* [GIVEN REQUEST]:
Keep only the lines that hold the string "Объем", filtering out the rest of the entries below.

..............................

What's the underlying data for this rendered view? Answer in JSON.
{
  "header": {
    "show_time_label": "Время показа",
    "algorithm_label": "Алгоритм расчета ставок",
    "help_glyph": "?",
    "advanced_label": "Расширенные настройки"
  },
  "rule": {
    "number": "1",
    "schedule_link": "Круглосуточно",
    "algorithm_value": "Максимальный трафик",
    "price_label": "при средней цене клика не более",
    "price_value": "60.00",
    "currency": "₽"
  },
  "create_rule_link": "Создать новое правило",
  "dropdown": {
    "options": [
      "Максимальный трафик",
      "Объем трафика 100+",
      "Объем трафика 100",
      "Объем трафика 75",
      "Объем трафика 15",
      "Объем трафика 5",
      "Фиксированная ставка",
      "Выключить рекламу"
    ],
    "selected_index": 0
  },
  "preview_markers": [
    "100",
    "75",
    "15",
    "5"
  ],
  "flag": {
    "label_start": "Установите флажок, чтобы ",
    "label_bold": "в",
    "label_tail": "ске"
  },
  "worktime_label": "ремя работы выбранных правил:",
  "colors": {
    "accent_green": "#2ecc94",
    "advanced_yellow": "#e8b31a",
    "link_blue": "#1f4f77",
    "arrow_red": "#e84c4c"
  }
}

..............................

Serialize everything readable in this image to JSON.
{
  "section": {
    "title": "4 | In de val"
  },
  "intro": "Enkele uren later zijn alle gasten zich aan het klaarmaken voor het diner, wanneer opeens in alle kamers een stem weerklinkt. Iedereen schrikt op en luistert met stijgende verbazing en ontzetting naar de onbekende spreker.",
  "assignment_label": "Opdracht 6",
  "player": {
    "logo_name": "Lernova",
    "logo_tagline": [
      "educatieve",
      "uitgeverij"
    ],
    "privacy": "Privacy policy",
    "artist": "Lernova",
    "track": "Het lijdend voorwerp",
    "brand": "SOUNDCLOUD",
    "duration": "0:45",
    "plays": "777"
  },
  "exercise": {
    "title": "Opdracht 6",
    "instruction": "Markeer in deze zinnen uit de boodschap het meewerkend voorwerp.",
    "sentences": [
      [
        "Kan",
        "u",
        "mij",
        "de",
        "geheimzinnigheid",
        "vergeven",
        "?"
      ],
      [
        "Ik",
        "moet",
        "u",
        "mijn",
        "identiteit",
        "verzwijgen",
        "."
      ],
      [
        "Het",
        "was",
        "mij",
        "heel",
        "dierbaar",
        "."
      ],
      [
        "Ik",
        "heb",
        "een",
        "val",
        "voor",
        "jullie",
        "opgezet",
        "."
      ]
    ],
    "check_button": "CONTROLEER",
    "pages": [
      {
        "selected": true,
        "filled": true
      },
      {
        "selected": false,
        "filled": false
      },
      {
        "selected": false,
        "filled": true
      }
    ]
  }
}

..............................

* [THE RESPONSE]:
      "Объем трафика 100+",
      "Объем трафика 100",
      "Объем трафика 75",
      "Объем трафика 15",
      "Объем трафика 5",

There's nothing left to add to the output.